I was using the Sql task in ANT (http://ant.apache.org) in conjunction with the jconn2.jar
drivers from Adaptive Server Enterprise/12.5/B/Linux Intel/Linux 2.2.14-5.0smp i686/main/1444/32bit/OPT/Wed Nov 1 00:59:53 2000
Ant failed on the following line:
select @querystring = "alter table " + @tmptablename + " drop constraint " + @constraintname
which works okay in ISQL. So today I wrote a java class to use JDBC directly. It fails the same way:
com.sybase.jdbc2.jdbc.SybSQLException: Invalid column name ' drop constraint '.
at com.sybase.jdbc2.tds.Tds.processEed(Tds.java:2796)
at com.sybase.jdbc2.tds.Tds.nextResult(Tds.java:2126)
at com.sybase.jdbc2.jdbc.ResultGetter.nextResult(ResultGetter.java:69)
at com.sybase.jdbc2.jdbc.SybStatement.nextResult(SybStatement.java:220)
at com.sybase.jdbc2.jdbc.SybStatement.nextResult(SybStatement.java:203)

• Records supplied

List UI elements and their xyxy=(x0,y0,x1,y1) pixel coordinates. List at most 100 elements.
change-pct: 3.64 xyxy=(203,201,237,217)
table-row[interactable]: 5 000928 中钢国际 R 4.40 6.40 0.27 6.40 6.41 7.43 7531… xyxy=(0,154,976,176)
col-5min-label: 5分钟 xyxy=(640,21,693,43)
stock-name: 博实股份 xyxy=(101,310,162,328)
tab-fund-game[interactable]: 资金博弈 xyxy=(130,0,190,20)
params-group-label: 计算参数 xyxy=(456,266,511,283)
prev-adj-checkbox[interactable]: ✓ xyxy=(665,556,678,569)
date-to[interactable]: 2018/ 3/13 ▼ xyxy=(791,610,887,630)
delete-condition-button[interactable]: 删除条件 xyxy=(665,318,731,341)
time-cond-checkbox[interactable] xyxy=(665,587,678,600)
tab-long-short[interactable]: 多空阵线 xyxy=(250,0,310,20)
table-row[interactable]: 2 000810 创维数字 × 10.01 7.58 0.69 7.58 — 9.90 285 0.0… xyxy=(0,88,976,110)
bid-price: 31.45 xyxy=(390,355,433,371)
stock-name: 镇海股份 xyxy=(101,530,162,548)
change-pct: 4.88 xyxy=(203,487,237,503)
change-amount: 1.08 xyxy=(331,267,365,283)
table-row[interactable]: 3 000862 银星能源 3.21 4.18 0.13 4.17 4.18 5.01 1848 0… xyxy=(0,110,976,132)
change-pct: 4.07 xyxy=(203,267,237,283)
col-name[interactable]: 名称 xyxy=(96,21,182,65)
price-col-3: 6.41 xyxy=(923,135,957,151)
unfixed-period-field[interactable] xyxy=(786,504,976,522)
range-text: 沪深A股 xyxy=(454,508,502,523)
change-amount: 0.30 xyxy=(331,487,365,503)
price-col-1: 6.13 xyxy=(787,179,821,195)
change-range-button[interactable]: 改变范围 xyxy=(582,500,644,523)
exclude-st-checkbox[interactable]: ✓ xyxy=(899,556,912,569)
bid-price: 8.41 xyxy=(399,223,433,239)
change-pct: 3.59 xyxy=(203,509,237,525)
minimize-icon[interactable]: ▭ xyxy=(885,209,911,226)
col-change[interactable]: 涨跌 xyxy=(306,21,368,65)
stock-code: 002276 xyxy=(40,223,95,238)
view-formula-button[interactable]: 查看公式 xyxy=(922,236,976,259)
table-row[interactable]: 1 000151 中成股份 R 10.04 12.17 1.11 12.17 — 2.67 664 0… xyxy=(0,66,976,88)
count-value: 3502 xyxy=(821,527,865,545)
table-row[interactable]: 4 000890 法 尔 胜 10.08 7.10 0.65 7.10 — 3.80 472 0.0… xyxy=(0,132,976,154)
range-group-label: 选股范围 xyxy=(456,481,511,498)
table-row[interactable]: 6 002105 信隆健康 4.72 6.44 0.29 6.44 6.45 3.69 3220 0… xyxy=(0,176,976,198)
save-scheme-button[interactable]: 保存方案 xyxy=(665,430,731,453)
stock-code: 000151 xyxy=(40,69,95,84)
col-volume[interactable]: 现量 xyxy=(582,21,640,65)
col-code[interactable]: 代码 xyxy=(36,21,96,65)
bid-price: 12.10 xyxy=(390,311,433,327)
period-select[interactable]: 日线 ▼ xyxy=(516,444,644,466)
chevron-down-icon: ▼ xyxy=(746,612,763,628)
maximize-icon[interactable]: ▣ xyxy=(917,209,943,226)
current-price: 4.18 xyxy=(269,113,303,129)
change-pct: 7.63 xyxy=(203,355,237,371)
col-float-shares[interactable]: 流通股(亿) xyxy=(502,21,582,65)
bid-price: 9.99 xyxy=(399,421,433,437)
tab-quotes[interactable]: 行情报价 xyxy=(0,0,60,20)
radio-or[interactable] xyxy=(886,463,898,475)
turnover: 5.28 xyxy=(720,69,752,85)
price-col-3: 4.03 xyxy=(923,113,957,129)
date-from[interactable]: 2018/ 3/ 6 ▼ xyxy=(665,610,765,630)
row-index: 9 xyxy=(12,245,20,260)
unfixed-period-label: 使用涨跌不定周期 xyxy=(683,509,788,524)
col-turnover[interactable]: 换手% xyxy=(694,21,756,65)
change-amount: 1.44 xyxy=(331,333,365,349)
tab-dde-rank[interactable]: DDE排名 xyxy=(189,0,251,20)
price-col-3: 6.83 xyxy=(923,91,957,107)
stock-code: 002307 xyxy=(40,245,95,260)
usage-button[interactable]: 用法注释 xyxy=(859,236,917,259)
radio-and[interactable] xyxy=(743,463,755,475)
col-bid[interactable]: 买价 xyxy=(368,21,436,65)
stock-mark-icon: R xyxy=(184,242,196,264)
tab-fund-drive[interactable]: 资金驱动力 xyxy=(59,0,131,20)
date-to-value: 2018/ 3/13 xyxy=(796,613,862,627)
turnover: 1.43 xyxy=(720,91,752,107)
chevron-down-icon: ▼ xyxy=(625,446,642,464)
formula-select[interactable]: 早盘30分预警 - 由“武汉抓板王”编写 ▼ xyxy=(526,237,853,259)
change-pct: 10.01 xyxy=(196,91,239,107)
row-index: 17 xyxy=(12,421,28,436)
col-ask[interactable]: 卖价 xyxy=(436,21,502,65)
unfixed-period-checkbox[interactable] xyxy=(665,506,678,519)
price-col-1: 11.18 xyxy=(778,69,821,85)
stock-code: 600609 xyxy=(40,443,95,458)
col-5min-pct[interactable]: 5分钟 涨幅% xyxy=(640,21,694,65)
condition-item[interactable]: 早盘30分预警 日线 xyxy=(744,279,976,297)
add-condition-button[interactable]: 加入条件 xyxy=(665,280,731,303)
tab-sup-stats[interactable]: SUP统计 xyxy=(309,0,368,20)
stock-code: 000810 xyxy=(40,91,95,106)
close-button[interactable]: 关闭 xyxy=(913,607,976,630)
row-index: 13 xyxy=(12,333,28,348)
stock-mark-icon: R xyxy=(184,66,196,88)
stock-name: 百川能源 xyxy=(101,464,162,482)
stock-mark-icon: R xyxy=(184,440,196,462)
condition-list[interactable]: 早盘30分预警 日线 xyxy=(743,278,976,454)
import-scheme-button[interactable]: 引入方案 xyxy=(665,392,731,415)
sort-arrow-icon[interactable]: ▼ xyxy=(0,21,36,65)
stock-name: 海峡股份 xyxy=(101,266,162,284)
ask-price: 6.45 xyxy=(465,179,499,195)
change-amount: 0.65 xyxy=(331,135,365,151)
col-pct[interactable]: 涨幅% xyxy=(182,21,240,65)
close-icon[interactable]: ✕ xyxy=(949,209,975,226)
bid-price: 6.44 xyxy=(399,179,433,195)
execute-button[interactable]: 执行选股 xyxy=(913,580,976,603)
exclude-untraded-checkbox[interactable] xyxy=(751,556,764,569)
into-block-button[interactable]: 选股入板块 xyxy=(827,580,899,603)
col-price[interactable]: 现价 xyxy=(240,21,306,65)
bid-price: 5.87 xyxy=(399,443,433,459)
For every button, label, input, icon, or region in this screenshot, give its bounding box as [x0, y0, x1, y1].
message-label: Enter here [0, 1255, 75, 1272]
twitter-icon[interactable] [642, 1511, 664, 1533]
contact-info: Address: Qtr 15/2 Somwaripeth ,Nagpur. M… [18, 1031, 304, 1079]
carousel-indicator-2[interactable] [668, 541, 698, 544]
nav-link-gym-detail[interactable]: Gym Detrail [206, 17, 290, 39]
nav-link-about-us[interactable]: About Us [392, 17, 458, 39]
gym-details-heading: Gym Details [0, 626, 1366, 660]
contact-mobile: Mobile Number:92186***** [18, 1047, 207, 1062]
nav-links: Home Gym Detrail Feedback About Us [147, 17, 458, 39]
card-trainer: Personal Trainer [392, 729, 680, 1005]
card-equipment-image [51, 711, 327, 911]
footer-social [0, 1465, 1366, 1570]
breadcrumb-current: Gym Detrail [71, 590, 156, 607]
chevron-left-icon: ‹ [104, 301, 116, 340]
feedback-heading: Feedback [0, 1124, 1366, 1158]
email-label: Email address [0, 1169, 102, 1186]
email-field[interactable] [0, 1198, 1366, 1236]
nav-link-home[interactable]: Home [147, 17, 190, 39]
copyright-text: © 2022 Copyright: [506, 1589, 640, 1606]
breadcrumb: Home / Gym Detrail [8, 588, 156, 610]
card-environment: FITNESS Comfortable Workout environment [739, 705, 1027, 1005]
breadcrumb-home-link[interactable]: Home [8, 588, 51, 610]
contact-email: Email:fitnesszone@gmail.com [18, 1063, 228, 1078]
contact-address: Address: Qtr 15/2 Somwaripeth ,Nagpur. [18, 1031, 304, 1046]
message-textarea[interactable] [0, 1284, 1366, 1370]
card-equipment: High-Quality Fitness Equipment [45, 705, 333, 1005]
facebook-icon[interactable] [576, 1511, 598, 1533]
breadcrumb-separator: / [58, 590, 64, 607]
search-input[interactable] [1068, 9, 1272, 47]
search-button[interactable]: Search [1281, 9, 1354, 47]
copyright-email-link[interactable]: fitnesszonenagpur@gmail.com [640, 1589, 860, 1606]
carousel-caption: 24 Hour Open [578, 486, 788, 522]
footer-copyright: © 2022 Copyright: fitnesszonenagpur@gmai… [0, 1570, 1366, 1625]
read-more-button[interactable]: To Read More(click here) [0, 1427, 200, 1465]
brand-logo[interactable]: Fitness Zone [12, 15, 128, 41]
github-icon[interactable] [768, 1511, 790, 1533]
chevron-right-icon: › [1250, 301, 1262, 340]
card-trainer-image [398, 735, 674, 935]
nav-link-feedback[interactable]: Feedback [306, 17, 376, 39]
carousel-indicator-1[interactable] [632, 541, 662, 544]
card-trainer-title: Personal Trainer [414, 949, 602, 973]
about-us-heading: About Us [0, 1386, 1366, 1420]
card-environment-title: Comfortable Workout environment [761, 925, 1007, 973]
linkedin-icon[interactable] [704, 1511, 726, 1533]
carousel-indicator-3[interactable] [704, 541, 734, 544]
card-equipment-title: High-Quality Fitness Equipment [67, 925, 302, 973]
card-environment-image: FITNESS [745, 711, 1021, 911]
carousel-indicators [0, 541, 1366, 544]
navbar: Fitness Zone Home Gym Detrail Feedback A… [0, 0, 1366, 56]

• Exercises to complete
**a.** Can you return the passage from the Sybase JDBC post, copied word for word, from "I was using" to "at com.sybase.jdbc2.tds.Tds.processEed(Tds.java:2796)"?
**b.** Could you take the Sybase JDBC post further, picking up right after its last line?

• Responses for each task
**a.**
I was using the Sql task in ANT (http://ant.apache.org) in conjunction with the jconn2.jar
drivers from Adaptive Server Enterprise/12.5/B/Linux Intel/Linux 2.2.14-5.0smp i686/main/1444/32bit/OPT/Wed Nov 1 00:59:53 2000
Ant failed on the following line:
select @querystring = "alter table " + @tmptablename + " drop constraint " + @constraintname
which works okay in ISQL. So today I wrote a java class to use JDBC directly. It fails the same way:
com.sybase.jdbc2.jdbc.SybSQLException: Invalid column name ' drop constraint '.
at com.sybase.jdbc2.tds.Tds.processEed(Tds.java:2796)

**b.**
at com.sybase.jdbc2.jdbc.SybStatement.updateLoop(SybStatement.java:1683)
at com.sybase.jdbc2.jdbc.SybStatement.executeUpdate(SybStatement.java:1666)
at com.sybase.jdbc2.jdbc.SybStatement.executeUpdate(SybStatement.java:430)
at SybStoredProc.doSQL(SybStoredProc.java:107)
at SybStoredProc.dropAddProcedure(SybStoredProc.java:125)
at SybStoredProc.do_it(SybStoredProc.java:152)
at SybStoredProc.main(SybStoredProc.java:181)
I conclude that this is a bug in the Sybase jconn2.jar unless my syntax is illegal and ISQL is accepting it anyway.
Thanks for posting in response to my query.